TASK REQUIREMENTS: From the line that has "Serialize everything readable" down to the final line of the listing below, transcribe every line exactly, and only those.

Records from a data source:
+ + +
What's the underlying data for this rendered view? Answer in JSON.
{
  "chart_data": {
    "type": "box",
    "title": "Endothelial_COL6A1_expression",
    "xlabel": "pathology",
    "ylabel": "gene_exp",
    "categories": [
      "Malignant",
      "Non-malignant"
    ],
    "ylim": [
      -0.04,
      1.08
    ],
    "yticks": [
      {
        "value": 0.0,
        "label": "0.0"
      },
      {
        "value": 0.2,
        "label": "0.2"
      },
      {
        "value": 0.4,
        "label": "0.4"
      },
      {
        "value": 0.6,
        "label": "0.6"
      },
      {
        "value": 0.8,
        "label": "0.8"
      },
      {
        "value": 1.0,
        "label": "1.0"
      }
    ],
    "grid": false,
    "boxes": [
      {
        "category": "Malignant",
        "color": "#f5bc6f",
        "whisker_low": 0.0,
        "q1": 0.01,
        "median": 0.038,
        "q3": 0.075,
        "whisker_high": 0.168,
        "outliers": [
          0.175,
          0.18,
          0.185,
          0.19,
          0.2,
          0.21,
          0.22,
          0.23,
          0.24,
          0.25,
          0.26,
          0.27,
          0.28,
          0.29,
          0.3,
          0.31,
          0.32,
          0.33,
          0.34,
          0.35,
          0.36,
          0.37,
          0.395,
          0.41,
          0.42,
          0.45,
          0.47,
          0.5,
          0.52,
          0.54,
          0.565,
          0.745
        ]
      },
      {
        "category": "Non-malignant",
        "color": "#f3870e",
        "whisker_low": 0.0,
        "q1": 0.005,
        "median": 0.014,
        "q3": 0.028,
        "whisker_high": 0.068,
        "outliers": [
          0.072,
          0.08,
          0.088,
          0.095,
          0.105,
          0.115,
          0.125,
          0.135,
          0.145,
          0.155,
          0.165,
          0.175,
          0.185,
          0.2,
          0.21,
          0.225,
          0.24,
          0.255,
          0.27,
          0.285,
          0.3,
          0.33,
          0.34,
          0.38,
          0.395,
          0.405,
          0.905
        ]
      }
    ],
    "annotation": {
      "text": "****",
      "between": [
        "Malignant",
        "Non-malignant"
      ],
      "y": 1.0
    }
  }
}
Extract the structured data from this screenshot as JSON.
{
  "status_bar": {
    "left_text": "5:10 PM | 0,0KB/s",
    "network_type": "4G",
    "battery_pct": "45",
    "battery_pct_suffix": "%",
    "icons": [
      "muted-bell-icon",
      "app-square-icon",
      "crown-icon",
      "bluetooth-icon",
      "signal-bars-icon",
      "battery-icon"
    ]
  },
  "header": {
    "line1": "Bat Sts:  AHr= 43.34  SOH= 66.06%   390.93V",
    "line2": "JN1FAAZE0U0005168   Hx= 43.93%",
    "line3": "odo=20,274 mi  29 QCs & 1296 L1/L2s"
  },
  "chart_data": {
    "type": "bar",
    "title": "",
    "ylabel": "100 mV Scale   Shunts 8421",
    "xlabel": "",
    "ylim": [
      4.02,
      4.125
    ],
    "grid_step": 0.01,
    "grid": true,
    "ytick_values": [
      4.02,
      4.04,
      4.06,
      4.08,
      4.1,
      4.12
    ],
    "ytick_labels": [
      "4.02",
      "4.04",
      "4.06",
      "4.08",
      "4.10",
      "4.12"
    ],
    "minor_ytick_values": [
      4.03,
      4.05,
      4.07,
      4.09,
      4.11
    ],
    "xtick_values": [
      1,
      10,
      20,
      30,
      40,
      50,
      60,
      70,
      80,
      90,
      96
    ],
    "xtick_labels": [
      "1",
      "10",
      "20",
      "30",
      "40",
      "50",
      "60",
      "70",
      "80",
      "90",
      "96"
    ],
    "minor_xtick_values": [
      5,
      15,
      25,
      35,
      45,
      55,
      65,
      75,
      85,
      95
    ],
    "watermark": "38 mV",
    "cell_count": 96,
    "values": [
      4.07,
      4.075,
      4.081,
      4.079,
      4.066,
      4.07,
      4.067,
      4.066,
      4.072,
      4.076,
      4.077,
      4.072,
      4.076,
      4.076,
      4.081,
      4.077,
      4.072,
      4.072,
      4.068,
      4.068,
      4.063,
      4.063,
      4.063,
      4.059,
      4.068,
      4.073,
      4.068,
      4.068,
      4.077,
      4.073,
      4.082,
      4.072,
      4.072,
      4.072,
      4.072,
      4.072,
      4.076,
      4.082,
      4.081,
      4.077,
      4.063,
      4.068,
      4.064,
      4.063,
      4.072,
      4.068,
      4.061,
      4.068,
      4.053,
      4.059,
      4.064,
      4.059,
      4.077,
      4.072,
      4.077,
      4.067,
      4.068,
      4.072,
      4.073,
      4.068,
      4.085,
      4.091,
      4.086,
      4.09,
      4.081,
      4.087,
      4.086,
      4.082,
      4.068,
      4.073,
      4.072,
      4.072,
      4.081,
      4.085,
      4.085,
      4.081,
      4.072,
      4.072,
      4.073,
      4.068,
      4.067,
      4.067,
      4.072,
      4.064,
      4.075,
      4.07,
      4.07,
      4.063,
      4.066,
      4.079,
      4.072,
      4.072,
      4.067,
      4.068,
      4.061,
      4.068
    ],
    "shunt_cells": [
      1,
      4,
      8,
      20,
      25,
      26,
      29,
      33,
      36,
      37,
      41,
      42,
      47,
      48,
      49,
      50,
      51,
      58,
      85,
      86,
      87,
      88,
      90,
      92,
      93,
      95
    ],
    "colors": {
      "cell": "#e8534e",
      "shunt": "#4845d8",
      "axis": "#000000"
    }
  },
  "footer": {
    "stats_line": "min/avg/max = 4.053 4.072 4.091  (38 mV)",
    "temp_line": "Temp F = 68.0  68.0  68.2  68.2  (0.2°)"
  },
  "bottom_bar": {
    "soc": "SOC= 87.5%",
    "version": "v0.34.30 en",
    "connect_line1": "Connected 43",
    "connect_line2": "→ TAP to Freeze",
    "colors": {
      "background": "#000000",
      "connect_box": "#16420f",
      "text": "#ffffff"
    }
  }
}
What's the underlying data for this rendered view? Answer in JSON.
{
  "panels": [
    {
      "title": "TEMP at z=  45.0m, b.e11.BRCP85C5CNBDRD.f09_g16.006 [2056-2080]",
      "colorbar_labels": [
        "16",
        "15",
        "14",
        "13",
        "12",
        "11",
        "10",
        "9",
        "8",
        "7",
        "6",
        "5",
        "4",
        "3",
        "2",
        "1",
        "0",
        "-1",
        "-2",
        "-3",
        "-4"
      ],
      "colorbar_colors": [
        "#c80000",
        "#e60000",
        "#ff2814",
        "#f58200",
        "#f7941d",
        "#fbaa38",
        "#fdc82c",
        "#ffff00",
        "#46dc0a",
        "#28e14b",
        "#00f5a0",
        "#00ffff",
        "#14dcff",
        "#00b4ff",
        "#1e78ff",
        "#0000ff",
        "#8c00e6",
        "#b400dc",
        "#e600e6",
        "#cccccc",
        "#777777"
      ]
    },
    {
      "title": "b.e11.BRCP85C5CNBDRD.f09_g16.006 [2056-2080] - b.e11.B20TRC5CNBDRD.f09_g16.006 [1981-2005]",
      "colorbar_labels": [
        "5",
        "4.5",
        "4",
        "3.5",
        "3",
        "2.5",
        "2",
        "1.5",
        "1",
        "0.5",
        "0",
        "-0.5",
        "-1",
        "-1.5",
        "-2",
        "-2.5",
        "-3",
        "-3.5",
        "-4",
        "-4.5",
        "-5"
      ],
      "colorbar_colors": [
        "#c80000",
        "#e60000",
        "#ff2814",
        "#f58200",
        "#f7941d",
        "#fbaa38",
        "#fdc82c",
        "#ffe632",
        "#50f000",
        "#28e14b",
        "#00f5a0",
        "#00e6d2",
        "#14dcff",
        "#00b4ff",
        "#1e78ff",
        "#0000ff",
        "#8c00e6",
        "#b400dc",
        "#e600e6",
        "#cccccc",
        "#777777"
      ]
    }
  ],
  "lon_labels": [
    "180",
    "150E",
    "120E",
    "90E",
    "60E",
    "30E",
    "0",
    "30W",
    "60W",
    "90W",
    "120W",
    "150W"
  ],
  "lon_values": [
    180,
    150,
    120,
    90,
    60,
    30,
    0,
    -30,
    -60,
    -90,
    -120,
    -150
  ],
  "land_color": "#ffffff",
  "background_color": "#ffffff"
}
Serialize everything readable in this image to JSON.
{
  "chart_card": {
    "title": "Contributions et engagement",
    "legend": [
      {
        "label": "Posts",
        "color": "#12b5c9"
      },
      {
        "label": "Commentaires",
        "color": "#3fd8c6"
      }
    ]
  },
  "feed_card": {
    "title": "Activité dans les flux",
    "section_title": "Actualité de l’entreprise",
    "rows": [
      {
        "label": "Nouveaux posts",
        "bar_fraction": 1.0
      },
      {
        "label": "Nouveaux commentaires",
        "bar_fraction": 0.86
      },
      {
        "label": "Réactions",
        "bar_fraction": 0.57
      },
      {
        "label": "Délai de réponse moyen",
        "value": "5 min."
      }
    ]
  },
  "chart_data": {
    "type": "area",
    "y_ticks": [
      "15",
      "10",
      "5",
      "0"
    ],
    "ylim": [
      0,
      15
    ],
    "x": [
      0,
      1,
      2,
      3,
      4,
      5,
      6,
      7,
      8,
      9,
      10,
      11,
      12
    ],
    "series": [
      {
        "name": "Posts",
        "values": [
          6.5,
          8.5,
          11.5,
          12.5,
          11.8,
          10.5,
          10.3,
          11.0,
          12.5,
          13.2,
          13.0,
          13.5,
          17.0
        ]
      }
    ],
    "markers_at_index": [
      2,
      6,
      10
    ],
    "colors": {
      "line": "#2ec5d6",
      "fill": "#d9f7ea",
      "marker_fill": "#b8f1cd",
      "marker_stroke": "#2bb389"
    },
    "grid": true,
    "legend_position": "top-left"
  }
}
+ + +
SOLUTION:
Serialize everything readable in this image to JSON.
{
  "chart_card": {
    "title": "Contributions et engagement",
    "legend": [
      {
        "label": "Posts",
        "color": "#12b5c9"
      },
      {
        "label": "Commentaires",
        "color": "#3fd8c6"
      }
    ]
  },
  "feed_card": {
    "title": "Activité dans les flux",
    "section_title": "Actualité de l’entreprise",
    "rows": [
      {
        "label": "Nouveaux posts",
        "bar_fraction": 1.0
      },
      {
        "label": "Nouveaux commentaires",
        "bar_fraction": 0.86
      },
      {
        "label": "Réactions",
        "bar_fraction": 0.57
      },
      {
        "label": "Délai de réponse moyen",
        "value": "5 min."
      }
    ]
  },
  "chart_data": {
    "type": "area",
    "y_ticks": [
      "15",
      "10",
      "5",
      "0"
    ],
    "ylim": [
      0,
      15
    ],
    "x": [
      0,
      1,
      2,
      3,
      4,
      5,
      6,
      7,
      8,
      9,
      10,
      11,
      12
    ],
    "series": [
      {
        "name": "Posts",
        "values": [
          6.5,
          8.5,
          11.5,
          12.5,
          11.8,
          10.5,
          10.3,
          11.0,
          12.5,
          13.2,
          13.0,
          13.5,
          17.0
        ]
      }
    ],
    "markers_at_index": [
      2,
      6,
      10
    ],
    "colors": {
      "line": "#2ec5d6",
      "fill": "#d9f7ea",
      "marker_fill": "#b8f1cd",
      "marker_stroke": "#2bb389"
    },
    "grid": true,
    "legend_position": "top-left"
  }
}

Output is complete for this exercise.